§ **Alıntı Metin**

23 Şubat 2016 Salı

Dante gibi ortasındayız ömrün....

Cahit Sıtkı nın unutulmaz "Otuz Beş Yaş" şiiri,

“Yaş otuz beş! yolun yarısı eder.
Dante gibi ortasındayız ömrün…”
 mısralarıyla baslar… Peki Dante kimdir?


 Dante  ortacağlarda ( 1265- 1321)  yasamis Italya nın en önemli şairidir. O dönemde Floransa cok zengin bir sehirdir.  Ingiltere den Ispanya dan yun uzak dogudan ipek getirip en güzel kumasları dokuyan, günün modasinin öncülüğünü yapan, bu kumaslari elbiseleri bütün Avrupa ya satan, aynı zamanda büyük bir finans merkezi olan Floransa…

Ortaçağda Italya henüz devlet olmadığı için şehir devletleri vardır. Güneyde Papalığa bağlı devletler, kuzeyde de Kutsal Roma Germen  Imparatorluğu hakimdir. Her iki tarafta bir güç mücadelesi içindedir ve Tuscany bölgesi bu savaşın ortasında yer alır. Aynı zamanda Fransızlar da Papalığı hakimiyetleri altına almak için Katolik dünyasında etkili olmaya çalışmaktadırlar.  (Yıllar sonra Makyavel de Prince eserini yazarken aynı bölgeden ilham alır, bütün bu güç dengelerinden etkilenir. Prens hakimiyeti nasıl saglayacaktır? Iktidarda nasıl kalacaktır? Makyavel genellikle “amaca ulaşmak için her yol mübahtır söylemiyle anılır belki de esas amacı insanların hangi durumda nasıl davranabileceklerini gerçekci bir biçimde göstermekti.)

§ **Görev Yönergeleri**
a: Dante hakkındaki yazıya göre Dante hangi yıllar arasında yaşamıştır?
b: Dante hakkındaki yazıda "Ortaçağda Italya henüz" sözcüklerinin geçtiği yerden başlayıp "bir biçimde göstermekti.)" sözcüklerinden sonra durarak o bölümü hiç değiştirmeden yineleyin.
Kayıtların bu çalışmada hiçbir işlevi yoktur.

[Bazı kayıtlar]
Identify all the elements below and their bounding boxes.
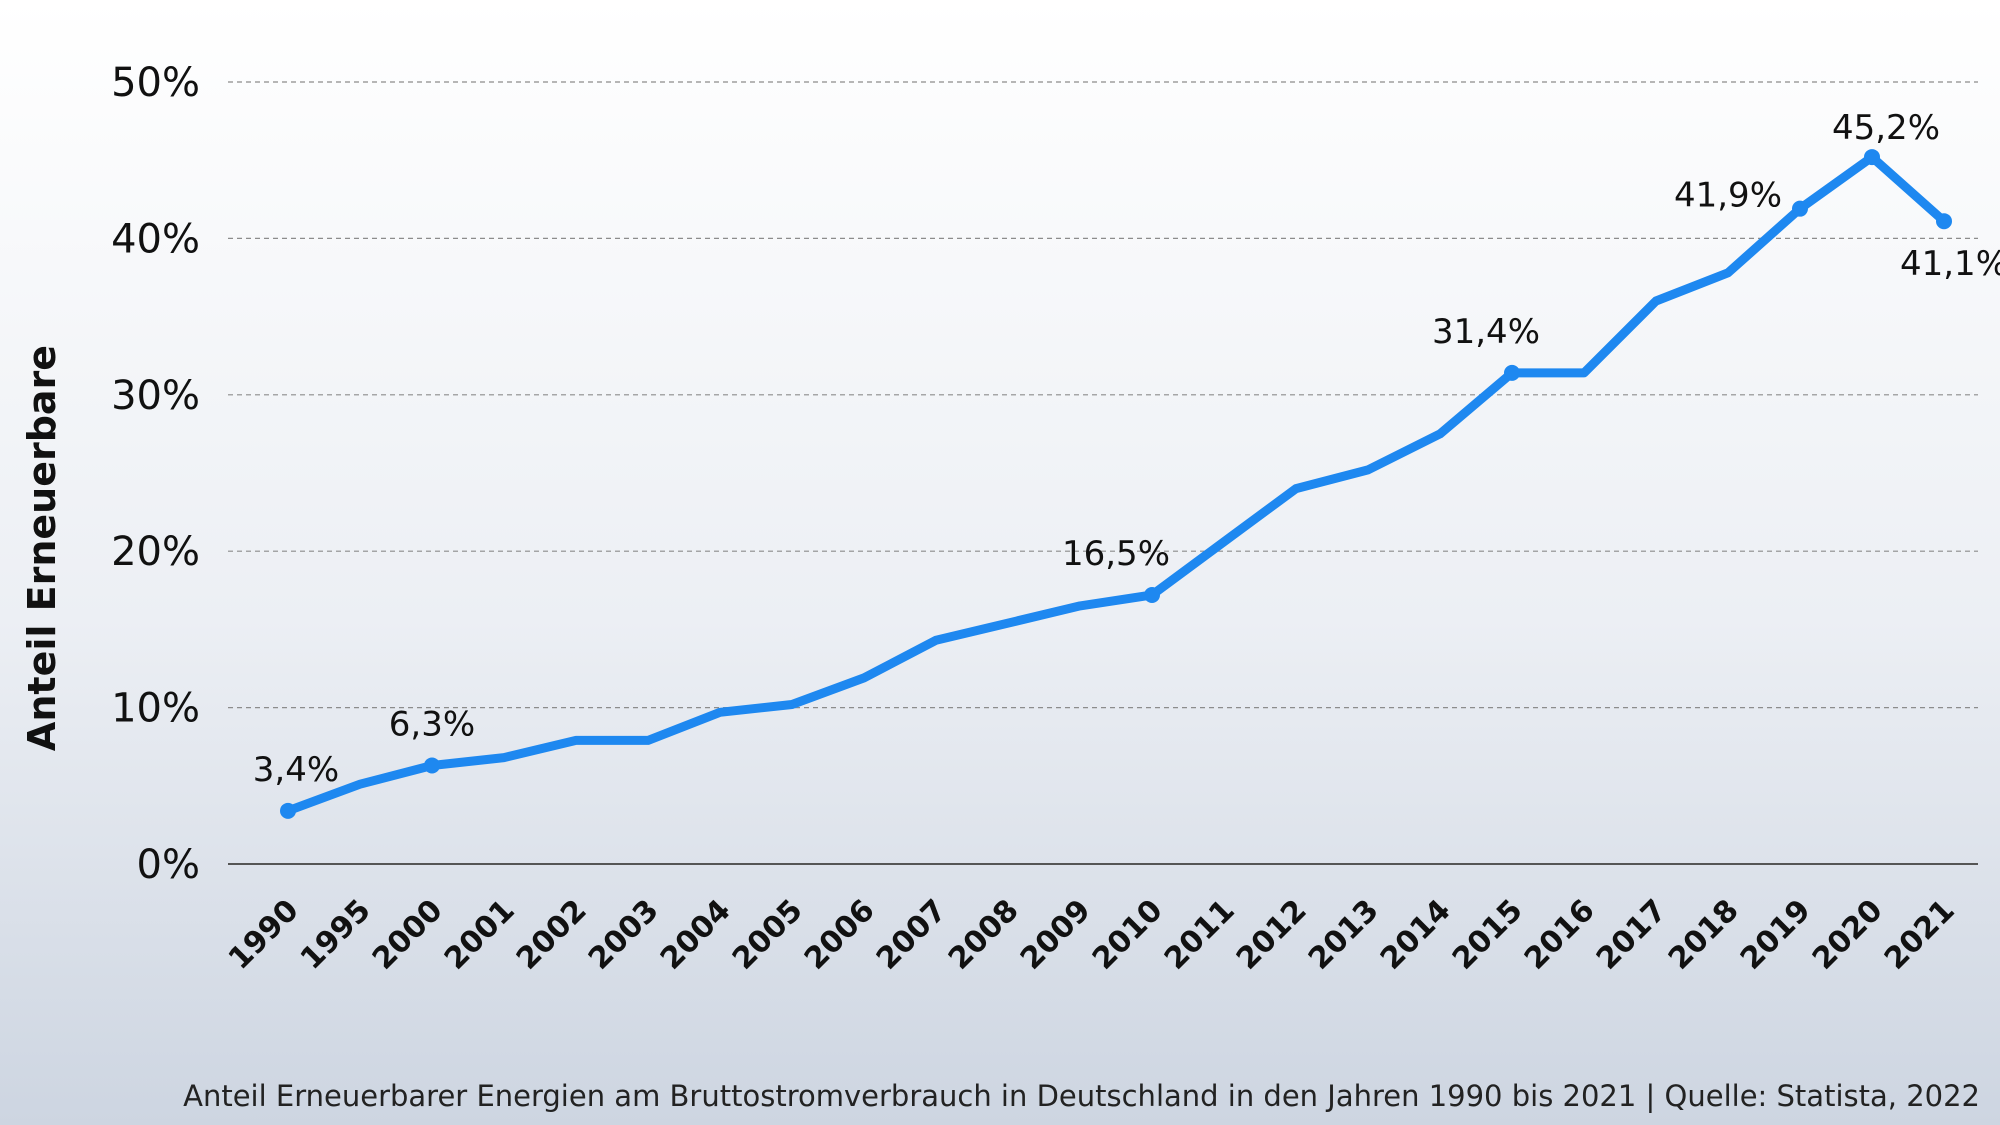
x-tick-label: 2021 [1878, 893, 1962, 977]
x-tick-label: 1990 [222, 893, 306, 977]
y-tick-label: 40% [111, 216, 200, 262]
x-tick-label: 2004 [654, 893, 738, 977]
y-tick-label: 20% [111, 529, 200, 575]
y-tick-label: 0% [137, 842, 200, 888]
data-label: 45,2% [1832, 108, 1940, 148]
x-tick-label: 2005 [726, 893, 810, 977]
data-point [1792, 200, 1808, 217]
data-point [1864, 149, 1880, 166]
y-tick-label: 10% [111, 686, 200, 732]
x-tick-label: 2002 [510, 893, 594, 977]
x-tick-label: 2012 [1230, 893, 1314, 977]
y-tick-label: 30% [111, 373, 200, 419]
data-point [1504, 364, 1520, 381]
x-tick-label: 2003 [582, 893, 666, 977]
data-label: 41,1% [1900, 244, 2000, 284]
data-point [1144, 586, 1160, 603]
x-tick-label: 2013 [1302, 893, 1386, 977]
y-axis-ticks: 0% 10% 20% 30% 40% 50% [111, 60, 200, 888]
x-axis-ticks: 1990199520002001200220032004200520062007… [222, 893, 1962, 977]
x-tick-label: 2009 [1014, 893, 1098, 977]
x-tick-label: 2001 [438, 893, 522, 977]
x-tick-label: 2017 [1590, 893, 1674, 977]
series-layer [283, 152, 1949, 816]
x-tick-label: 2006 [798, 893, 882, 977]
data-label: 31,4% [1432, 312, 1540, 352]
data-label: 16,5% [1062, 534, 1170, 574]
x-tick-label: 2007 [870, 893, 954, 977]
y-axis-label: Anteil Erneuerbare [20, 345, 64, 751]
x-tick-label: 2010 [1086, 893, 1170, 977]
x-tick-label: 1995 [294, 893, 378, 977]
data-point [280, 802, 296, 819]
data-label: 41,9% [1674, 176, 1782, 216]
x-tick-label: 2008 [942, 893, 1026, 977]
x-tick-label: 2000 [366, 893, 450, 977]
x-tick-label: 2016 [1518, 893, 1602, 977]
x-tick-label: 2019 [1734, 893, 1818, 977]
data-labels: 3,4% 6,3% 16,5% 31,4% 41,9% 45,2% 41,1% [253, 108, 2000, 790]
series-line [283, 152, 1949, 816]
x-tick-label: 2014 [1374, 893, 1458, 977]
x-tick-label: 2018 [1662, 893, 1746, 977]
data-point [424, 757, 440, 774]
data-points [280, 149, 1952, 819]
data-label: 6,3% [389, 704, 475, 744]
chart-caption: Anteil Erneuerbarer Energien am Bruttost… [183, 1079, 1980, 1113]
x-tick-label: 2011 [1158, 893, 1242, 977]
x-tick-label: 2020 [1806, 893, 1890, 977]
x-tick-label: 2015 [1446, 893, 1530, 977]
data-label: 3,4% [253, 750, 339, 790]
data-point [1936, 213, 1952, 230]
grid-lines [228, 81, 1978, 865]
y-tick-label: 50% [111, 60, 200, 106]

==

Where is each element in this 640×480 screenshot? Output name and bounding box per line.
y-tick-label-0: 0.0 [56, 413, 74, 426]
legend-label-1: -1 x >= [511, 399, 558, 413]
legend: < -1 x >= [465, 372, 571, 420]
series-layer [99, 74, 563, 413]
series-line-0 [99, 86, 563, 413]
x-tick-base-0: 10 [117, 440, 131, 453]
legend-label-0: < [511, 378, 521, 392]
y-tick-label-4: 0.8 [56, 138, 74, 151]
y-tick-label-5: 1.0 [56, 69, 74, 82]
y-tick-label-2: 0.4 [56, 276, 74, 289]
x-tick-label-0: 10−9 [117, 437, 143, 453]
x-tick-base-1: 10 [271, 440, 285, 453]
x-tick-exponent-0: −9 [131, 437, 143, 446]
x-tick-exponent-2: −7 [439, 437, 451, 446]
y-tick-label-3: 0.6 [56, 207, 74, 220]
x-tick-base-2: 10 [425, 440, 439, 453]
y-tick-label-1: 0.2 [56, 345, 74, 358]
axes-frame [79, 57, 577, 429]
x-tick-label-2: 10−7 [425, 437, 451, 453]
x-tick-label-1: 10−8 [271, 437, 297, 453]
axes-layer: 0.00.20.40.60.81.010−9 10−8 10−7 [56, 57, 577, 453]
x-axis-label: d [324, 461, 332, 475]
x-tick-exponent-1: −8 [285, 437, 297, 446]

§ **Alıştırma Yanıtları**
a: 1265 ile 1321 yılları arasında.

b:
Ortaçağda Italya henüz devlet olmadığı için şehir devletleri vardır. Güneyde Papalığa bağlı devletler, kuzeyde de Kutsal Roma Germen  Imparatorluğu hakimdir. Her iki tarafta bir güç mücadelesi içindedir ve Tuscany bölgesi bu savaşın ortasında yer alır. Aynı zamanda Fransızlar da Papalığı hakimiyetleri altına almak için Katolik dünyasında etkili olmaya çalışmaktadırlar.  (Yıllar sonra Makyavel de Prince eserini yazarken aynı bölgeden ilham alır, bütün bu güç dengelerinden etkilenir. Prens hakimiyeti nasıl saglayacaktır? Iktidarda nasıl kalacaktır? Makyavel genellikle “amaca ulaşmak için her yol mübahtır söylemiyle anılır belki de esas amacı insanların hangi durumda nasıl davranabileceklerini gerçekci bir biçimde göstermekti.)